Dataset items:
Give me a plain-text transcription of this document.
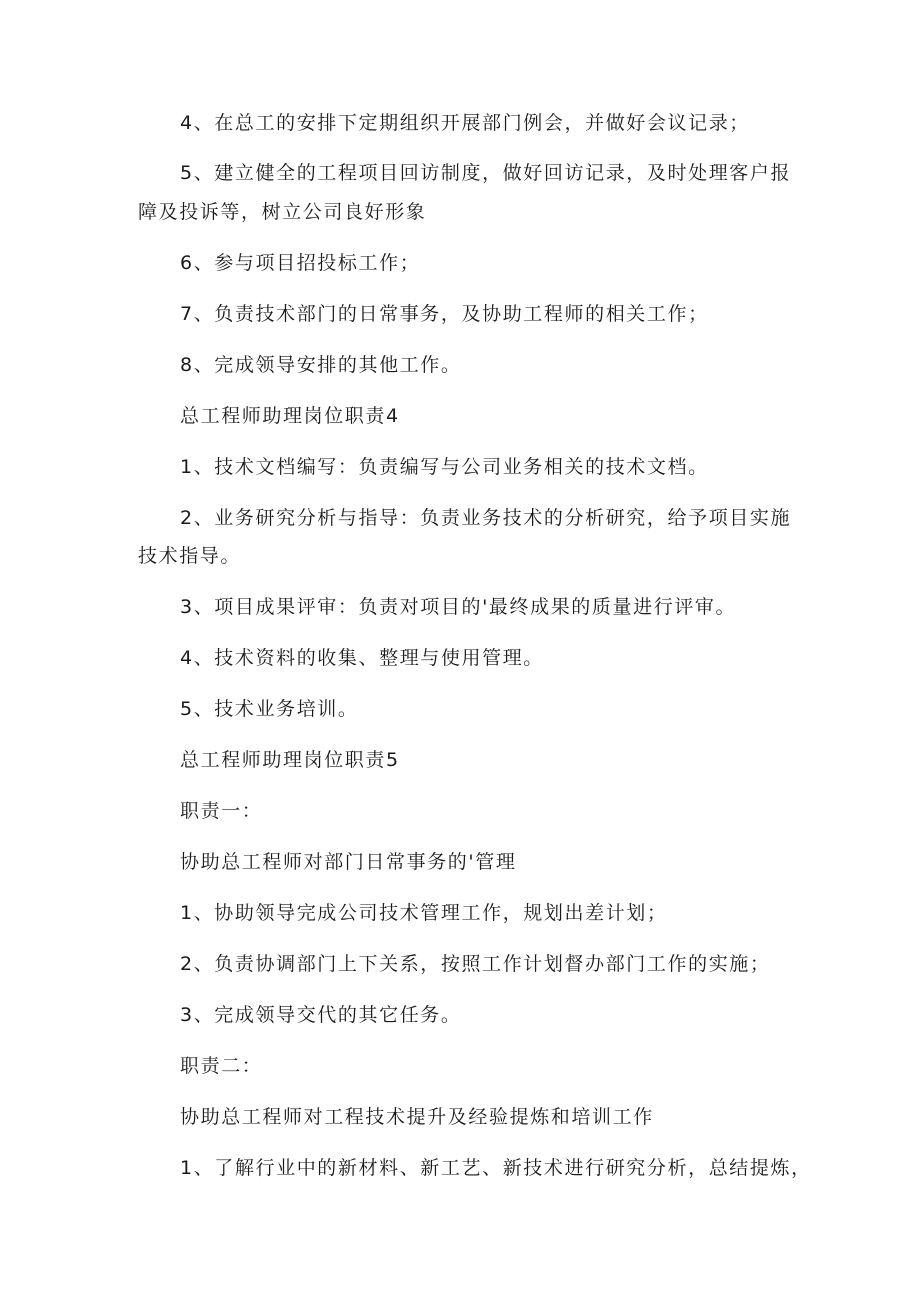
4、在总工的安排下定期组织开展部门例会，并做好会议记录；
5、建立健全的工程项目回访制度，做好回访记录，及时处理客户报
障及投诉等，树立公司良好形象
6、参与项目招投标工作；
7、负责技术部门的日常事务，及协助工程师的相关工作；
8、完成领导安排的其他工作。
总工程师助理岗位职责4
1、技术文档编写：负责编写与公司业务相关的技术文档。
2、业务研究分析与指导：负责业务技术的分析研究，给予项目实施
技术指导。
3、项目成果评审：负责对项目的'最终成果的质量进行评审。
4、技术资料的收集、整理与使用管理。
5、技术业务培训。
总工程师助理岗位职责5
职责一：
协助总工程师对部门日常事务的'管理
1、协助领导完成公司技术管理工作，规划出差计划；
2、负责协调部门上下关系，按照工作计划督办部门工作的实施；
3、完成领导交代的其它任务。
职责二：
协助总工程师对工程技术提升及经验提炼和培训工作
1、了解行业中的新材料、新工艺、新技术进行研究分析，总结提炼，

---

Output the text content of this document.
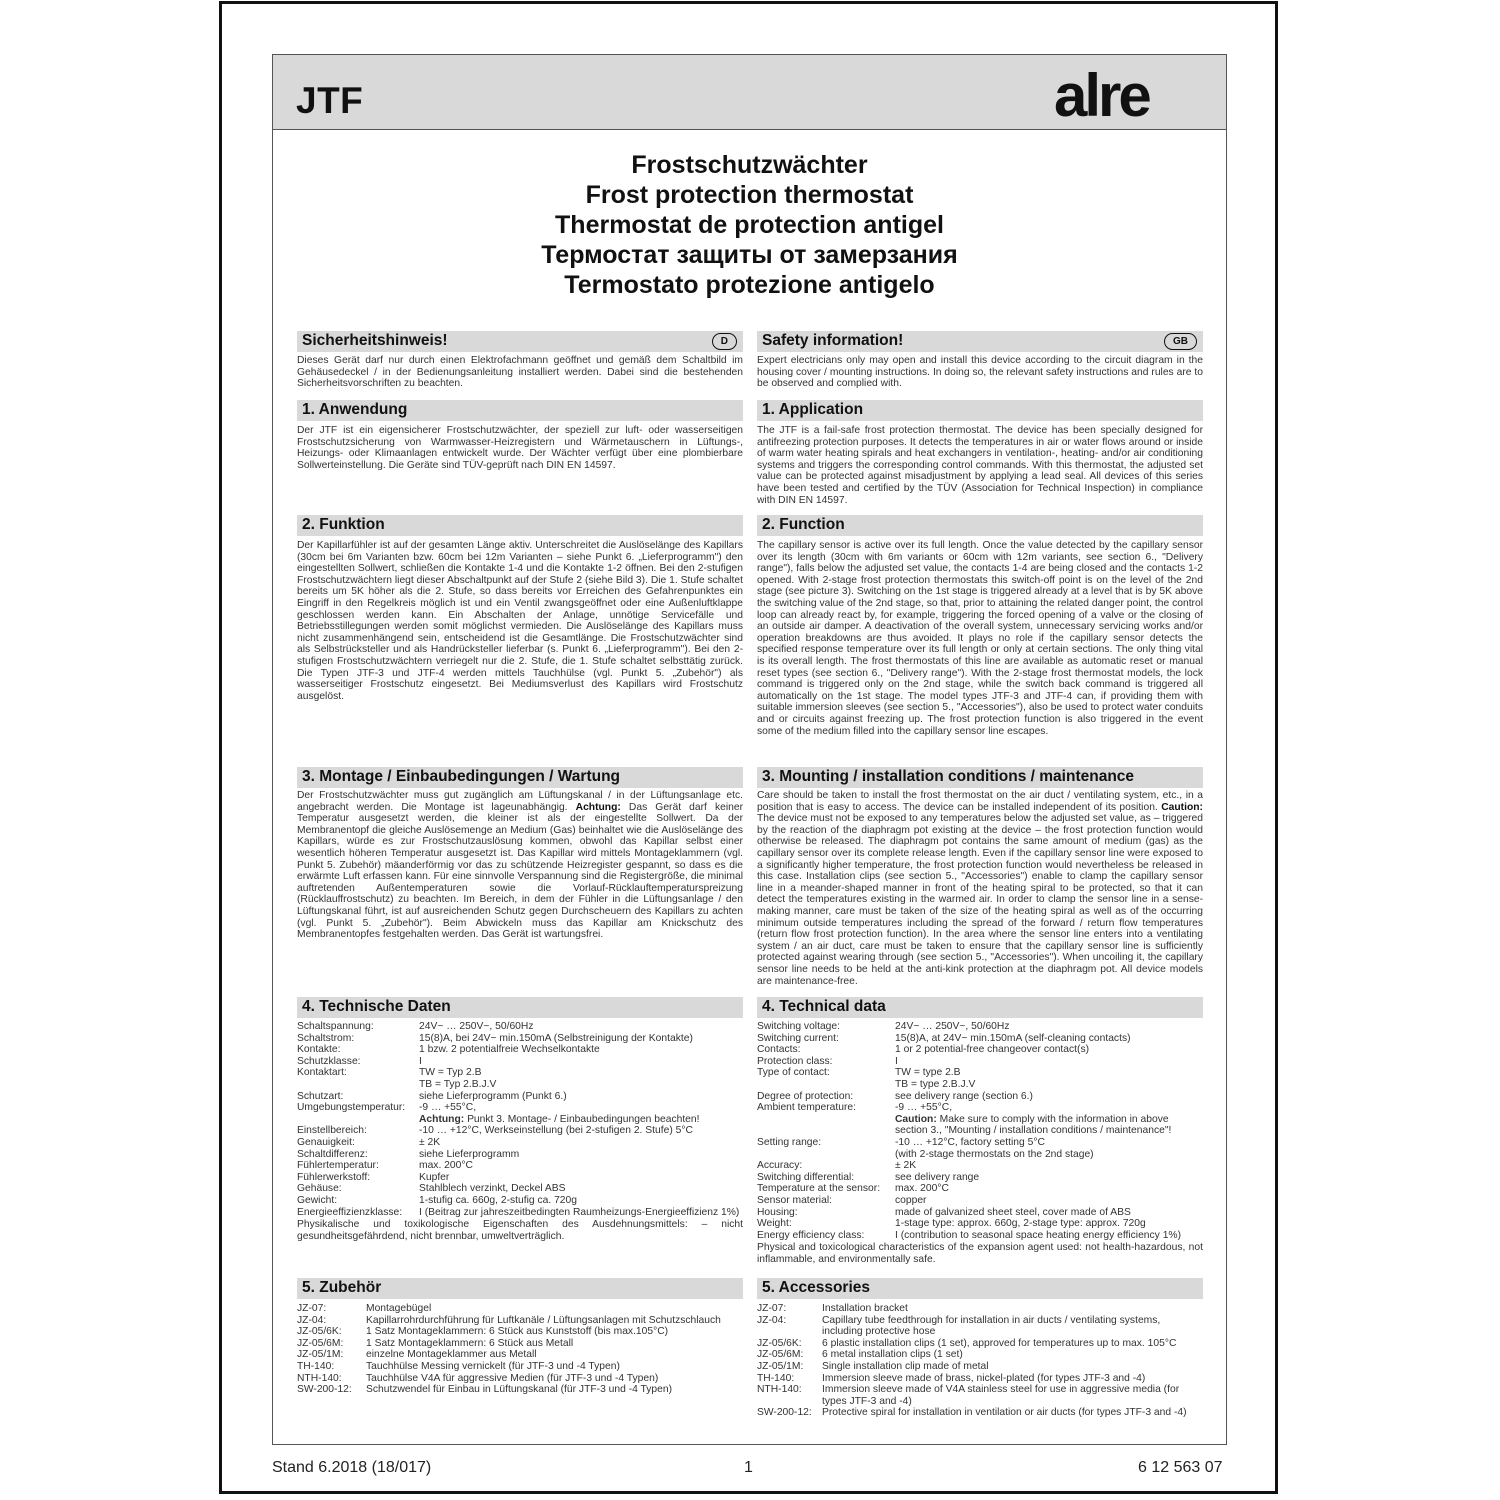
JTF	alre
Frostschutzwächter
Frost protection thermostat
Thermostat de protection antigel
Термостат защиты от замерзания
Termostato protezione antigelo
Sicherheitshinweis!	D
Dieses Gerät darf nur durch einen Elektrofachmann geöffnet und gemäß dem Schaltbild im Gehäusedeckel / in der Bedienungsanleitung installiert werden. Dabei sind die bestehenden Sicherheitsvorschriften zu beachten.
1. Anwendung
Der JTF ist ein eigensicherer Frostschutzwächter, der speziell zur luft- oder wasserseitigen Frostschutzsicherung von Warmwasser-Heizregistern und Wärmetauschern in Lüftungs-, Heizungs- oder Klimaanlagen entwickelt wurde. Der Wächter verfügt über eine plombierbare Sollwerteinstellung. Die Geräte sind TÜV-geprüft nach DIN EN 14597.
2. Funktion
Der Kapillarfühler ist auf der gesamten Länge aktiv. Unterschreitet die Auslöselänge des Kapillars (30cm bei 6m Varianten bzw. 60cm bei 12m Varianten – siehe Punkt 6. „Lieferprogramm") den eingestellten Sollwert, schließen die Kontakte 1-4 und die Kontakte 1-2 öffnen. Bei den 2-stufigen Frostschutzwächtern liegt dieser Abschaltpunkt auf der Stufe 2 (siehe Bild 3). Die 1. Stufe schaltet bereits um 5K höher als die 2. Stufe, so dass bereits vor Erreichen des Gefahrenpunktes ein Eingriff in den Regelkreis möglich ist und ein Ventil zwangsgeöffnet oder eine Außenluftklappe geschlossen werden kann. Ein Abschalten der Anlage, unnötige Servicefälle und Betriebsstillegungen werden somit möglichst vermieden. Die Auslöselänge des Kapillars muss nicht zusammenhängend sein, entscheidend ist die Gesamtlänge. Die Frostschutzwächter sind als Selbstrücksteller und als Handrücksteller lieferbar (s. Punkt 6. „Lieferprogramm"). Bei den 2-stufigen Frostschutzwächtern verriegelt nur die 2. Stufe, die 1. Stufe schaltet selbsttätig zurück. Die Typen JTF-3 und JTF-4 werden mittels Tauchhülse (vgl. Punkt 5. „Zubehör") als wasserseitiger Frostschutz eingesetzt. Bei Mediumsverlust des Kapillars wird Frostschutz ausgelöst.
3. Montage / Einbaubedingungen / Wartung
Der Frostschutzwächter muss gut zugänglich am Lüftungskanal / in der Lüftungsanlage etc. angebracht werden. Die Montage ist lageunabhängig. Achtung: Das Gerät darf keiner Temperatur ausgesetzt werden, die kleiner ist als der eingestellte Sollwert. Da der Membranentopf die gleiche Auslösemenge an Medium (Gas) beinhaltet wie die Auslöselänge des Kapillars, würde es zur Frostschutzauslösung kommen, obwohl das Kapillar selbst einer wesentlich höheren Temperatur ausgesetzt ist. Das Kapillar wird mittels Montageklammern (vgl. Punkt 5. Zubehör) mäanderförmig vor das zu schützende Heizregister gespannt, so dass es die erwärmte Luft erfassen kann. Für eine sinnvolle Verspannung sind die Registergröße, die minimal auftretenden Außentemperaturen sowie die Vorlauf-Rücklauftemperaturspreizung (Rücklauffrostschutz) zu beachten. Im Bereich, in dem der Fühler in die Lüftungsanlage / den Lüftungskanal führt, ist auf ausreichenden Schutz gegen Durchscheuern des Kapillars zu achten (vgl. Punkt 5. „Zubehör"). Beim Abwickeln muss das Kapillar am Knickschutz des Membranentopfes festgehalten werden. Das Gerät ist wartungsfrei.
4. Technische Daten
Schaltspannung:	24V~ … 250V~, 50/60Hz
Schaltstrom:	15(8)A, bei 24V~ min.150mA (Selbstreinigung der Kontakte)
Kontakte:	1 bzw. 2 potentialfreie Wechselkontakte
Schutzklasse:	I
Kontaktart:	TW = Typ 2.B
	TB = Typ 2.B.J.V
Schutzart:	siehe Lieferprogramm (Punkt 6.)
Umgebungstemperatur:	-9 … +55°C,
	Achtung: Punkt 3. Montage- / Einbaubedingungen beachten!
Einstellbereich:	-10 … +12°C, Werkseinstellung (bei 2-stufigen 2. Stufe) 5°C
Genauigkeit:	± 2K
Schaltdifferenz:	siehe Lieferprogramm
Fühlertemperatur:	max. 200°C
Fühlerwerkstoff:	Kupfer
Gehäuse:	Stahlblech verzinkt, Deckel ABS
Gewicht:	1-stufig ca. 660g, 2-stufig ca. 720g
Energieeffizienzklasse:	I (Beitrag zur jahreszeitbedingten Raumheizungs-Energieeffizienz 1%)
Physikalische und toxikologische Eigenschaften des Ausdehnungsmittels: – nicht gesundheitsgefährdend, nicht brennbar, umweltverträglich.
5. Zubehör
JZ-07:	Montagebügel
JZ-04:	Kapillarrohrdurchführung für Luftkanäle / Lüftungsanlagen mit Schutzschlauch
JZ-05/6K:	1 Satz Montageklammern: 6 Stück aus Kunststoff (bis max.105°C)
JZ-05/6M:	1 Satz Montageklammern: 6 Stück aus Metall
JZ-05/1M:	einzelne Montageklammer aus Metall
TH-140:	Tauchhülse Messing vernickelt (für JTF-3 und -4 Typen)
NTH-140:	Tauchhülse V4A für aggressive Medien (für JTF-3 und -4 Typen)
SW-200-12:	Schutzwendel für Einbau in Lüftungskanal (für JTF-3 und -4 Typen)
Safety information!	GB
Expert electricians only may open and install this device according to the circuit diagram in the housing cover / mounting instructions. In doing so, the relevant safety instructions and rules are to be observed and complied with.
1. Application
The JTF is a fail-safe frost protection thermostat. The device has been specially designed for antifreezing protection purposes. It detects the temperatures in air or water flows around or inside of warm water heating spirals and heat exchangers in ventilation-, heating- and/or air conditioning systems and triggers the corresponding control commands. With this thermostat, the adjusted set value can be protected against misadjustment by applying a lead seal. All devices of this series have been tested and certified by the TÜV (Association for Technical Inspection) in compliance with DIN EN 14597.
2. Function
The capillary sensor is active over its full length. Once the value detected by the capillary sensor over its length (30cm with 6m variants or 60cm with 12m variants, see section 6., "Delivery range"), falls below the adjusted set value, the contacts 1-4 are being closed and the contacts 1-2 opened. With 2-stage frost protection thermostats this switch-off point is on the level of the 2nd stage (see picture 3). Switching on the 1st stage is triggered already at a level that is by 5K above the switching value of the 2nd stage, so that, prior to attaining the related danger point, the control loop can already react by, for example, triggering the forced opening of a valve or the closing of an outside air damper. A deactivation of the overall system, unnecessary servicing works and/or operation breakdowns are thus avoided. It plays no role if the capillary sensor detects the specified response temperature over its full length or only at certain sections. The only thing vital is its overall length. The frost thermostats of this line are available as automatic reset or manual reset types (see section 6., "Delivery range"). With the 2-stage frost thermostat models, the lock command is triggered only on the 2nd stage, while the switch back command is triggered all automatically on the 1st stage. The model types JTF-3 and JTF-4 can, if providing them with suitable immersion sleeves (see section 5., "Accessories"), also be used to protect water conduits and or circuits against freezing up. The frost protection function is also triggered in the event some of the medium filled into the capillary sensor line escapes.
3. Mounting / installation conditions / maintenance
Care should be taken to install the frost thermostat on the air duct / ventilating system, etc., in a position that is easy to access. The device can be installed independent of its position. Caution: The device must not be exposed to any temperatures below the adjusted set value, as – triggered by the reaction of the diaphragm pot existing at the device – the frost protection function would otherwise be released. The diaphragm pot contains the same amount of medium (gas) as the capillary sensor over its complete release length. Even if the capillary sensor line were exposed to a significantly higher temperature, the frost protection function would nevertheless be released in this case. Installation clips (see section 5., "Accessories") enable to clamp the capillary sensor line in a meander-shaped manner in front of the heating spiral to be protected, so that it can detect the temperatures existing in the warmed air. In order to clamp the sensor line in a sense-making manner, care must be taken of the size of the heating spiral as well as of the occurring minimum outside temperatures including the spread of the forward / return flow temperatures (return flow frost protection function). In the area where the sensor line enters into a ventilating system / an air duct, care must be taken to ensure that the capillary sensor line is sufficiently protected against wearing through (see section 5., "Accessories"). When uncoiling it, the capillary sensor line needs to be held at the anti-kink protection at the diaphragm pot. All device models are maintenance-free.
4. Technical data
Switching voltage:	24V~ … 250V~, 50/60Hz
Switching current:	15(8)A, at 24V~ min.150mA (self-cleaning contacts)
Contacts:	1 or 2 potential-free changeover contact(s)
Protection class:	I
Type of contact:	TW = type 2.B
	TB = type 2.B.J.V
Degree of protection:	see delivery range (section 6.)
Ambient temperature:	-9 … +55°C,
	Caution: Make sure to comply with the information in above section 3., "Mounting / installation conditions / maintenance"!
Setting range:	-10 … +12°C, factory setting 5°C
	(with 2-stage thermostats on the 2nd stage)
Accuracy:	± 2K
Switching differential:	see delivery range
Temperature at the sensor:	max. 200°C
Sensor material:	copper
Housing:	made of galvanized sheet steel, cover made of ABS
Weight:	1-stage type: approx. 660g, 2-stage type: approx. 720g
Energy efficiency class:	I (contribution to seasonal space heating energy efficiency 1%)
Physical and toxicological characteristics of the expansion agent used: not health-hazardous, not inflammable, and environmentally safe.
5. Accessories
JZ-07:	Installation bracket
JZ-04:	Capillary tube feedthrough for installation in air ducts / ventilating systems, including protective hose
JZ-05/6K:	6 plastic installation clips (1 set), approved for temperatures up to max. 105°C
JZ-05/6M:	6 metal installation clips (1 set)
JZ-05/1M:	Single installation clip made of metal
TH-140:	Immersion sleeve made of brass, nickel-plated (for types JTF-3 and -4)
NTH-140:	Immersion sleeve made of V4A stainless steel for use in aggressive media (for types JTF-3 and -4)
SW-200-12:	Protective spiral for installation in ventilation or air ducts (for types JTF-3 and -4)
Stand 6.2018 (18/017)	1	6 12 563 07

» Exercise aim: How many lines of the data contain the word "class"? Answer with the number alone.

» Task output: 2